*** Source records
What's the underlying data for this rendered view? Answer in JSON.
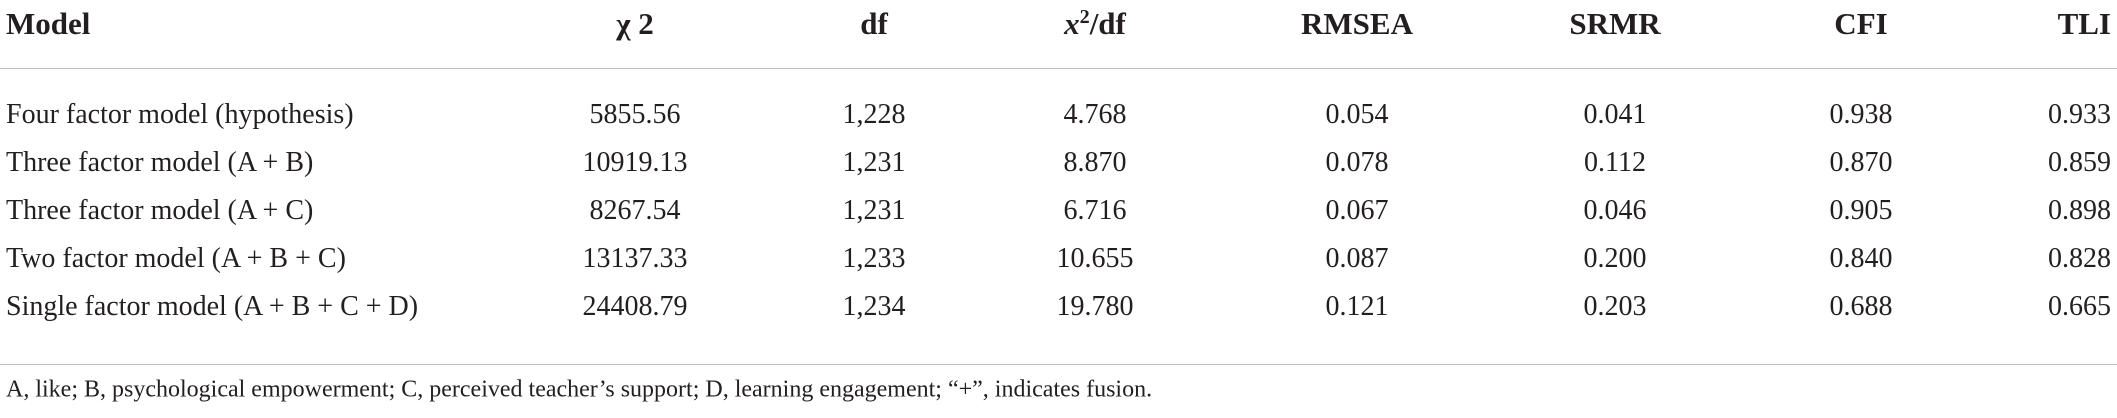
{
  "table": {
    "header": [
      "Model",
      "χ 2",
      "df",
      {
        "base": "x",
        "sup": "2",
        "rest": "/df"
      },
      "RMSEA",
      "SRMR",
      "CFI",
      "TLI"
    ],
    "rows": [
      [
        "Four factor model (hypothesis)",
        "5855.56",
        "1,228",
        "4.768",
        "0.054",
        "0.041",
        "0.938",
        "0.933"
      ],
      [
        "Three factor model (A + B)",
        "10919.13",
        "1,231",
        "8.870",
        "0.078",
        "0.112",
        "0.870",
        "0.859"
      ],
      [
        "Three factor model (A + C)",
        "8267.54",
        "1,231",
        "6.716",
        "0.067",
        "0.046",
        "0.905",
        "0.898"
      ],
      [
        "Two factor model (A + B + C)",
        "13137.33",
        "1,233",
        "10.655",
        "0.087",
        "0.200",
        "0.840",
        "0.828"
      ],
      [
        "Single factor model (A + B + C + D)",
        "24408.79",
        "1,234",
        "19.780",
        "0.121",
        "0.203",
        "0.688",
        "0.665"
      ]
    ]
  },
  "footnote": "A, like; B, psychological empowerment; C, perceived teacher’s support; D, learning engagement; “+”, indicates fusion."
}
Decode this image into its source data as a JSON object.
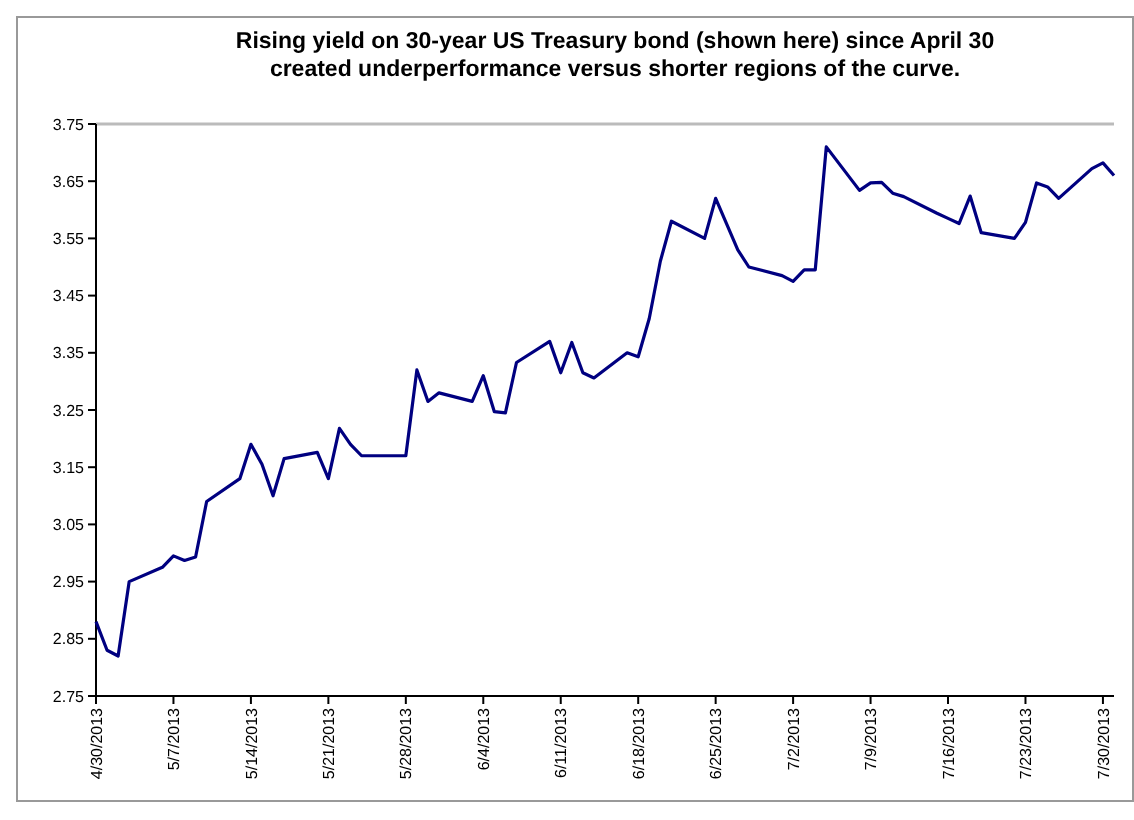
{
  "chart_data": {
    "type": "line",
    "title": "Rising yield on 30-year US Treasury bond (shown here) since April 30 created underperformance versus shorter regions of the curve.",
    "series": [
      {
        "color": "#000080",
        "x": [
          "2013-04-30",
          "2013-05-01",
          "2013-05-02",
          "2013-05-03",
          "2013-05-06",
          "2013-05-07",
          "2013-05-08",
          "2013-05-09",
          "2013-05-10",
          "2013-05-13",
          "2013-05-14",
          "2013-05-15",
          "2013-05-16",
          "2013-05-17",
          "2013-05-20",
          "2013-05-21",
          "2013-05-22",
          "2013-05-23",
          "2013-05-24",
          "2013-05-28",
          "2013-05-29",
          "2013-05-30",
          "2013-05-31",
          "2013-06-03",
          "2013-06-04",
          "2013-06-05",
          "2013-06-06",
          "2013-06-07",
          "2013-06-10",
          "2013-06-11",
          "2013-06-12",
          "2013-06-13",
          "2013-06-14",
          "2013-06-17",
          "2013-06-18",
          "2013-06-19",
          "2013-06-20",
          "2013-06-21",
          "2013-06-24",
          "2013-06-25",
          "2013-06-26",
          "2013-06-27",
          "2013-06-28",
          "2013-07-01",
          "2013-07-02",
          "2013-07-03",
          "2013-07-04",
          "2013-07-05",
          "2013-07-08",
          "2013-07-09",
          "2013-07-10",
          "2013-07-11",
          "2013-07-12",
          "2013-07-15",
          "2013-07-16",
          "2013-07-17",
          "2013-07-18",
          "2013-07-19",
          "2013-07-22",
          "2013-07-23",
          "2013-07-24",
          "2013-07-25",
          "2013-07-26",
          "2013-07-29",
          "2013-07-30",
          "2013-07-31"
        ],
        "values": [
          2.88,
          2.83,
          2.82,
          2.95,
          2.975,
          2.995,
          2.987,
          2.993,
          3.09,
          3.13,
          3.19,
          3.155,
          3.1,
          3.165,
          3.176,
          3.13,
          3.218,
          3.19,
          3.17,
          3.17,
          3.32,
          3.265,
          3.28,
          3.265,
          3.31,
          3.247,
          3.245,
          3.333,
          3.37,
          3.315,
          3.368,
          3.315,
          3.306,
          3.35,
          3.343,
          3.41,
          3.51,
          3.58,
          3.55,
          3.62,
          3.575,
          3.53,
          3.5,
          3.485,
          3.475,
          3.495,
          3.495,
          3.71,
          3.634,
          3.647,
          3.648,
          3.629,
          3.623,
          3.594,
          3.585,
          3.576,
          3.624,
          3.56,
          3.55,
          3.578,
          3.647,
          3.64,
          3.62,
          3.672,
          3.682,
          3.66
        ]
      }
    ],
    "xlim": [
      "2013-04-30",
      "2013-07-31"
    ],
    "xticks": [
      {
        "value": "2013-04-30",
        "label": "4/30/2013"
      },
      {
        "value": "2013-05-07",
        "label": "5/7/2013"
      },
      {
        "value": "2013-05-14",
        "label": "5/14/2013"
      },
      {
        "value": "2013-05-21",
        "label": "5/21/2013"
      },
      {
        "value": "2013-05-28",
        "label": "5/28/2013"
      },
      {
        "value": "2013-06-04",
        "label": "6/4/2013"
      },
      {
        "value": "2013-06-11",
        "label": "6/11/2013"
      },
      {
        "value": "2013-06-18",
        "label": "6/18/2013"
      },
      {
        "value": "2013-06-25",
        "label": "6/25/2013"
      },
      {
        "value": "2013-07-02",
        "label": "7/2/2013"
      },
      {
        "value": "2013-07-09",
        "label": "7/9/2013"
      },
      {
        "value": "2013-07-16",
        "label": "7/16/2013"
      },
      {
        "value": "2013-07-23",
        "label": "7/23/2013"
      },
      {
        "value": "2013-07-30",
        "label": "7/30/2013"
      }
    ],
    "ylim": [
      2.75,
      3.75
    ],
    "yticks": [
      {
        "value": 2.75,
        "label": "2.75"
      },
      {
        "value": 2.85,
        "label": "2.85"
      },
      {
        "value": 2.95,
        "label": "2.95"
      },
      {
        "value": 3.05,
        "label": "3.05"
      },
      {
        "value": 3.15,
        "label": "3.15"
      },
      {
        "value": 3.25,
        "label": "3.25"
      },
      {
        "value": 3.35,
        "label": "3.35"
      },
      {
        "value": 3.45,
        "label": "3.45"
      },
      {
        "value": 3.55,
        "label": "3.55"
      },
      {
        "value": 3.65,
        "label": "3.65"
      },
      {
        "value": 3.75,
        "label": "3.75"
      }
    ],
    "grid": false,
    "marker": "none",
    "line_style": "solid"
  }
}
******
*** Source records
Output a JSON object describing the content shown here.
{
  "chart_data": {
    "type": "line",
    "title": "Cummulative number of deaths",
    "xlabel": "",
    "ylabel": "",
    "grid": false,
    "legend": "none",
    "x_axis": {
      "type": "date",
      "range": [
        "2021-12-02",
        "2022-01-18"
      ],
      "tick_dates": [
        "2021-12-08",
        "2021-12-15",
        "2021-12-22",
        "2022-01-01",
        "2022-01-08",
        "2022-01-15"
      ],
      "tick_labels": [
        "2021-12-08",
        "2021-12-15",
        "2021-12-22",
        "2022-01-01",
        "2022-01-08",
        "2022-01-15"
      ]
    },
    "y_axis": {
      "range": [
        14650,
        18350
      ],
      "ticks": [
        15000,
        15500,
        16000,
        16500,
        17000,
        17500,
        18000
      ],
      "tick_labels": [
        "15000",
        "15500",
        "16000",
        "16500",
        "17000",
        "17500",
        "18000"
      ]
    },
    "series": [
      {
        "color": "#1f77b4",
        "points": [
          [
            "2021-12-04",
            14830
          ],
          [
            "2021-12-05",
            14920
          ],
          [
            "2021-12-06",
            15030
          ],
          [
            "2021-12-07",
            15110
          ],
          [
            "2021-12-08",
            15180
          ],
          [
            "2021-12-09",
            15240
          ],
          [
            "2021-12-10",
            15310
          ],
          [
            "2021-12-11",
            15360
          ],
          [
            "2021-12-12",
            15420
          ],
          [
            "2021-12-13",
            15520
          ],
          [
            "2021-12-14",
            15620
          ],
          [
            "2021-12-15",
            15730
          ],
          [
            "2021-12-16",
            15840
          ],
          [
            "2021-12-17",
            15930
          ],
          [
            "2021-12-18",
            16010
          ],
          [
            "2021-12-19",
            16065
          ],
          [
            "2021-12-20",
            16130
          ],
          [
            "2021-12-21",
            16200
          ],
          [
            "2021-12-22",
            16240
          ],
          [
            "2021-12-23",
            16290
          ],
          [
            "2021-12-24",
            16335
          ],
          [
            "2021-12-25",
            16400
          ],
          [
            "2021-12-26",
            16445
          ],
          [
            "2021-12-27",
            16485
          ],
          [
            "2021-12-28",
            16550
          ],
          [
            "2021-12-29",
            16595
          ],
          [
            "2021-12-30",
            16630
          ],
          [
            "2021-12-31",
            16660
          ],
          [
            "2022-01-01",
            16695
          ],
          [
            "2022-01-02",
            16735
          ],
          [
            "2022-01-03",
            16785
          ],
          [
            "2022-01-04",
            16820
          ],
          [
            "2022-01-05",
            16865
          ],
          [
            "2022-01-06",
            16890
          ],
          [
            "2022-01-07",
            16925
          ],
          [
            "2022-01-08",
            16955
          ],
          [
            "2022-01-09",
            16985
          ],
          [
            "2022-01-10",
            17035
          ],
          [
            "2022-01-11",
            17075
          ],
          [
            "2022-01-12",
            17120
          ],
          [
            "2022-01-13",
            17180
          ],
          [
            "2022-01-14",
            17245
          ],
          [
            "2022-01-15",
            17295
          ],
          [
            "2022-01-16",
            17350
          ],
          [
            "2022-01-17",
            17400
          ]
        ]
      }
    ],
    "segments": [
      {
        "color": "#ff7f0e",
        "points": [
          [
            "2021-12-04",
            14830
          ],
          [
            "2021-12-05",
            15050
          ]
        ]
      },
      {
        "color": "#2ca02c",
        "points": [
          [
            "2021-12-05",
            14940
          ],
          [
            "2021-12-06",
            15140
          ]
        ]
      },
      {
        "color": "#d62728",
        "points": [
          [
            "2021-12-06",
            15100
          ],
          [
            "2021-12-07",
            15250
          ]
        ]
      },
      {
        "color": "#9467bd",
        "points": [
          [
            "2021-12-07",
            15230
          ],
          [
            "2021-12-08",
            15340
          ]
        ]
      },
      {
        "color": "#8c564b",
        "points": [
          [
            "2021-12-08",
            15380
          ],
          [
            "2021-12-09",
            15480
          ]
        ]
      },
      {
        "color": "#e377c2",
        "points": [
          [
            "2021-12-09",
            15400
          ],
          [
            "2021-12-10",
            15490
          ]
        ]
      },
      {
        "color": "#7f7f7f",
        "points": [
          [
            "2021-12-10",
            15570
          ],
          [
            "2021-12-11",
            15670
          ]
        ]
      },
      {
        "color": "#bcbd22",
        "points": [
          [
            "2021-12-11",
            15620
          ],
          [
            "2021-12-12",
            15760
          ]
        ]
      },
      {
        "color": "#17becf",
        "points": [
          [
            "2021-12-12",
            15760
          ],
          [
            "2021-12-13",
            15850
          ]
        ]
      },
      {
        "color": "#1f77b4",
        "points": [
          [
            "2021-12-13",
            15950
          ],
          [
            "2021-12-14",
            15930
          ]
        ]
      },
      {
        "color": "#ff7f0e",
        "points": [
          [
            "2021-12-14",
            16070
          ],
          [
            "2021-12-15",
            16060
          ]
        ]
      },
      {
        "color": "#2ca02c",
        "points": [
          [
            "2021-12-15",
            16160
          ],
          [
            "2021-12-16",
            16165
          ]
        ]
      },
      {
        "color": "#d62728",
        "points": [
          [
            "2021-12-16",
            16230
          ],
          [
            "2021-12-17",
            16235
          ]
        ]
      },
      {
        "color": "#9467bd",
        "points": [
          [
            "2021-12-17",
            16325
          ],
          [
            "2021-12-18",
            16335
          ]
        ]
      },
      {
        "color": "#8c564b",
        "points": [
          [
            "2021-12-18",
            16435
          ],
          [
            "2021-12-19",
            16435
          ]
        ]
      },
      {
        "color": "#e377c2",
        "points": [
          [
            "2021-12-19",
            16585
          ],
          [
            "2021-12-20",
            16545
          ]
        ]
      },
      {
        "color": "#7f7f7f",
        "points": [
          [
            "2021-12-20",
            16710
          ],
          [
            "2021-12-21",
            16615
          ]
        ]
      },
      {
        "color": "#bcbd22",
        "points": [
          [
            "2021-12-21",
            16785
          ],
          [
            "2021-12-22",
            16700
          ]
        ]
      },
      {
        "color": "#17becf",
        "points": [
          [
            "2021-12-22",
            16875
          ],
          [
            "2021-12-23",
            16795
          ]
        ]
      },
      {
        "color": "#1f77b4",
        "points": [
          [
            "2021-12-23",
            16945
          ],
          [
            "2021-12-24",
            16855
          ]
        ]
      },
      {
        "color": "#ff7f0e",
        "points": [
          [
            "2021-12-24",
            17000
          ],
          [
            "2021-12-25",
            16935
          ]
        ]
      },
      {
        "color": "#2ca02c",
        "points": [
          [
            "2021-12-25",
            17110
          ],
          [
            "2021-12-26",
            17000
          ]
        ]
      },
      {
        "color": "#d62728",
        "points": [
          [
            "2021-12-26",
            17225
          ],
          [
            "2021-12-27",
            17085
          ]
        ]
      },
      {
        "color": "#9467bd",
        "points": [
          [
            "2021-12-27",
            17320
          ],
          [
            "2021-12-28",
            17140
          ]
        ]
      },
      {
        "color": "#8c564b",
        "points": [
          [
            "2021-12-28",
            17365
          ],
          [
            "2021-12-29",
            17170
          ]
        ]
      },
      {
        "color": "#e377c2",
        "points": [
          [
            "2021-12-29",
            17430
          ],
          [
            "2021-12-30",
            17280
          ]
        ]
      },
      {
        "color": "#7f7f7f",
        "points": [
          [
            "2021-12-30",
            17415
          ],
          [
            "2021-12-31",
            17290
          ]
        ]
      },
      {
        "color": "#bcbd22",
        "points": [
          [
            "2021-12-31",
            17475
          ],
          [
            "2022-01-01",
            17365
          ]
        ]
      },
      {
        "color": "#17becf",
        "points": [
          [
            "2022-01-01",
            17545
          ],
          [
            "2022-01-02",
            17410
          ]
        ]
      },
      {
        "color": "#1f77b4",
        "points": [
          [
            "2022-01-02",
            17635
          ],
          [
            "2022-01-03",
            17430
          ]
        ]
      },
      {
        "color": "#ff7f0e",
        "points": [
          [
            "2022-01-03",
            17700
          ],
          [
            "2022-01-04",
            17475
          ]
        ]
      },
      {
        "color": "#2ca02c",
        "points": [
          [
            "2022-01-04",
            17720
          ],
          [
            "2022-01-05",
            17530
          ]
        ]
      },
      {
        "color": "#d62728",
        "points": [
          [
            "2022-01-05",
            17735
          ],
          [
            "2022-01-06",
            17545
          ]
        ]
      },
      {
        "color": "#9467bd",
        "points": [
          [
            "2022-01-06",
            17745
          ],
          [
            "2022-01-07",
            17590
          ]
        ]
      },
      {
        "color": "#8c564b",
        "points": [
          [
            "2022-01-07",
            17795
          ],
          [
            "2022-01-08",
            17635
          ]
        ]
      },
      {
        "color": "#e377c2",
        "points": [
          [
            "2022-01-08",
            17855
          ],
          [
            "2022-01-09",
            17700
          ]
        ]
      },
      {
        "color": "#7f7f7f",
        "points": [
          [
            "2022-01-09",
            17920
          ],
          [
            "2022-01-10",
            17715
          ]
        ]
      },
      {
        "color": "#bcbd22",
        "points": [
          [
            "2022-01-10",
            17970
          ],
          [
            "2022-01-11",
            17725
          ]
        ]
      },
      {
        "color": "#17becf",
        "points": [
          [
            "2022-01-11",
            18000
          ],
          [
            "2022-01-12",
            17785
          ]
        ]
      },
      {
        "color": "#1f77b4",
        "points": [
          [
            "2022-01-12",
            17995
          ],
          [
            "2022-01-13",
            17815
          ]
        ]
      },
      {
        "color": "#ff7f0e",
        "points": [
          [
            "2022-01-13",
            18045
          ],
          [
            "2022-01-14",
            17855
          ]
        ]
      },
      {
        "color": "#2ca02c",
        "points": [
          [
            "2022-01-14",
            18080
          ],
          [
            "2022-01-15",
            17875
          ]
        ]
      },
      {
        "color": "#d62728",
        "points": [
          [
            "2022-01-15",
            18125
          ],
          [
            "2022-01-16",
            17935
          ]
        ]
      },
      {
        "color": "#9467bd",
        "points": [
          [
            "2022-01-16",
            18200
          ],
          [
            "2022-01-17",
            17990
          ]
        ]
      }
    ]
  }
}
******
Using the data above, copy each line that contains "Three".

        "Three factor model (A + B)",
        "Three factor model (A + C)",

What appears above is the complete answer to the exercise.